Extract the complete listing and repeat it word for word.

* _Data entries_
===============
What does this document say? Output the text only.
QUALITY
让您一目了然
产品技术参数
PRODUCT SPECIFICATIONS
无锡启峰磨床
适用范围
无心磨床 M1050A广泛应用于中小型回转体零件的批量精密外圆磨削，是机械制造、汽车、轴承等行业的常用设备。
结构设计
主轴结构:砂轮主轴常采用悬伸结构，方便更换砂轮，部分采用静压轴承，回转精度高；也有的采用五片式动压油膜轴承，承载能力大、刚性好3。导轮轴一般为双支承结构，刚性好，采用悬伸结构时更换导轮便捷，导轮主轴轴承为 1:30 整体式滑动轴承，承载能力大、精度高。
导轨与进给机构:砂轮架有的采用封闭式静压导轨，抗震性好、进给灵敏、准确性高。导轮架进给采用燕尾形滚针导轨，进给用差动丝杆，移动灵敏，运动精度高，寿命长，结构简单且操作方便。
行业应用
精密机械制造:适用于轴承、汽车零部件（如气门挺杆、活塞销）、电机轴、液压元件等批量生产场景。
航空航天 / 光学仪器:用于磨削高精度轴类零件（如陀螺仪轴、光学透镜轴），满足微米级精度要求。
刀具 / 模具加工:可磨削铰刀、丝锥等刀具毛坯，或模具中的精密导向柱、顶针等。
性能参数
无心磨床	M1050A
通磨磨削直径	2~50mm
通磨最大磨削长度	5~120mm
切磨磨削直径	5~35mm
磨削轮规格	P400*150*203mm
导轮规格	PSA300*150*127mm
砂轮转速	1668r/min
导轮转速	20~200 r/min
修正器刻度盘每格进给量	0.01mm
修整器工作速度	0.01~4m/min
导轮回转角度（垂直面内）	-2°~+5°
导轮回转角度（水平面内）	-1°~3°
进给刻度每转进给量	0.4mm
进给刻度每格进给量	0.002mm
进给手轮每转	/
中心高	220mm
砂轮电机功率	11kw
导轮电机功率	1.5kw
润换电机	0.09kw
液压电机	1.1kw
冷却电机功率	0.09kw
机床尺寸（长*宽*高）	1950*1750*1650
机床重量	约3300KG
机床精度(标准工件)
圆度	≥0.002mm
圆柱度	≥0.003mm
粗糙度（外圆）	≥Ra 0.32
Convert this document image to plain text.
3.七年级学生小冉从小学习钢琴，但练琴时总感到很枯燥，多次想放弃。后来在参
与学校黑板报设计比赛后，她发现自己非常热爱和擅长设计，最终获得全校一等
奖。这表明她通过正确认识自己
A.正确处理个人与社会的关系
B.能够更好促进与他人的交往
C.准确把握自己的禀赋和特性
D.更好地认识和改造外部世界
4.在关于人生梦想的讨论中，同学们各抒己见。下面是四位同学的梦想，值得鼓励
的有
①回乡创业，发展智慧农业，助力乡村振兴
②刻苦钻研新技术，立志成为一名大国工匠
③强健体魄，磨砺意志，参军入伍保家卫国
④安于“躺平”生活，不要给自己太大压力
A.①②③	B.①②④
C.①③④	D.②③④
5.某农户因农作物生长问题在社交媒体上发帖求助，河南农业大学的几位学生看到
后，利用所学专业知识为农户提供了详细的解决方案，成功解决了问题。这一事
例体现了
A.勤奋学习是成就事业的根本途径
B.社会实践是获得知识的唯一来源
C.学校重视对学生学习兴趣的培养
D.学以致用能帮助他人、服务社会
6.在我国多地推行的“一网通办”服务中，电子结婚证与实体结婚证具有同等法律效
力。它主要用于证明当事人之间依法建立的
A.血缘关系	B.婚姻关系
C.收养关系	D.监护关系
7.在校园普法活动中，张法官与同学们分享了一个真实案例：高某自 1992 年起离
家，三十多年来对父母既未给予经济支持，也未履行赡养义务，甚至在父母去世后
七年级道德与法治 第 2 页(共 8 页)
===============
* _Right answer_
What does this document say? Output the text only.
QUALITY
让您一目了然
产品技术参数
PRODUCT SPECIFICATIONS
无锡启峰磨床
适用范围
无心磨床 M1050A广泛应用于中小型回转体零件的批量精密外圆磨削，是机械制造、汽车、轴承等行业的常用设备。
结构设计
主轴结构:砂轮主轴常采用悬伸结构，方便更换砂轮，部分采用静压轴承，回转精度高；也有的采用五片式动压油膜轴承，承载能力大、刚性好3。导轮轴一般为双支承结构，刚性好，采用悬伸结构时更换导轮便捷，导轮主轴轴承为 1:30 整体式滑动轴承，承载能力大、精度高。
导轨与进给机构:砂轮架有的采用封闭式静压导轨，抗震性好、进给灵敏、准确性高。导轮架进给采用燕尾形滚针导轨，进给用差动丝杆，移动灵敏，运动精度高，寿命长，结构简单且操作方便。
行业应用
精密机械制造:适用于轴承、汽车零部件（如气门挺杆、活塞销）、电机轴、液压元件等批量生产场景。
航空航天 / 光学仪器:用于磨削高精度轴类零件（如陀螺仪轴、光学透镜轴），满足微米级精度要求。
刀具 / 模具加工:可磨削铰刀、丝锥等刀具毛坯，或模具中的精密导向柱、顶针等。
性能参数
无心磨床	M1050A
通磨磨削直径	2~50mm
通磨最大磨削长度	5~120mm
切磨磨削直径	5~35mm
磨削轮规格	P400*150*203mm
导轮规格	PSA300*150*127mm
砂轮转速	1668r/min
导轮转速	20~200 r/min
修正器刻度盘每格进给量	0.01mm
修整器工作速度	0.01~4m/min
导轮回转角度（垂直面内）	-2°~+5°
导轮回转角度（水平面内）	-1°~3°
进给刻度每转进给量	0.4mm
进给刻度每格进给量	0.002mm
进给手轮每转	/
中心高	220mm
砂轮电机功率	11kw
导轮电机功率	1.5kw
润换电机	0.09kw
液压电机	1.1kw
冷却电机功率	0.09kw
机床尺寸（长*宽*高）	1950*1750*1650
机床重量	约3300KG
机床精度(标准工件)
圆度	≥0.002mm
圆柱度	≥0.003mm
粗糙度（外圆）	≥Ra 0.32
Convert this document image to plain text.
3.七年级学生小冉从小学习钢琴，但练琴时总感到很枯燥，多次想放弃。后来在参
与学校黑板报设计比赛后，她发现自己非常热爱和擅长设计，最终获得全校一等
奖。这表明她通过正确认识自己
A.正确处理个人与社会的关系
B.能够更好促进与他人的交往
C.准确把握自己的禀赋和特性
D.更好地认识和改造外部世界
4.在关于人生梦想的讨论中，同学们各抒己见。下面是四位同学的梦想，值得鼓励
的有
①回乡创业，发展智慧农业，助力乡村振兴
②刻苦钻研新技术，立志成为一名大国工匠
③强健体魄，磨砺意志，参军入伍保家卫国
④安于“躺平”生活，不要给自己太大压力
A.①②③	B.①②④
C.①③④	D.②③④
5.某农户因农作物生长问题在社交媒体上发帖求助，河南农业大学的几位学生看到
后，利用所学专业知识为农户提供了详细的解决方案，成功解决了问题。这一事
例体现了
A.勤奋学习是成就事业的根本途径
B.社会实践是获得知识的唯一来源
C.学校重视对学生学习兴趣的培养
D.学以致用能帮助他人、服务社会
6.在我国多地推行的“一网通办”服务中，电子结婚证与实体结婚证具有同等法律效
力。它主要用于证明当事人之间依法建立的
A.血缘关系	B.婚姻关系
C.收养关系	D.监护关系
7.在校园普法活动中，张法官与同学们分享了一个真实案例：高某自 1992 年起离
家，三十多年来对父母既未给予经济支持，也未履行赡养义务，甚至在父母去世后
七年级道德与法治 第 2 页(共 8 页)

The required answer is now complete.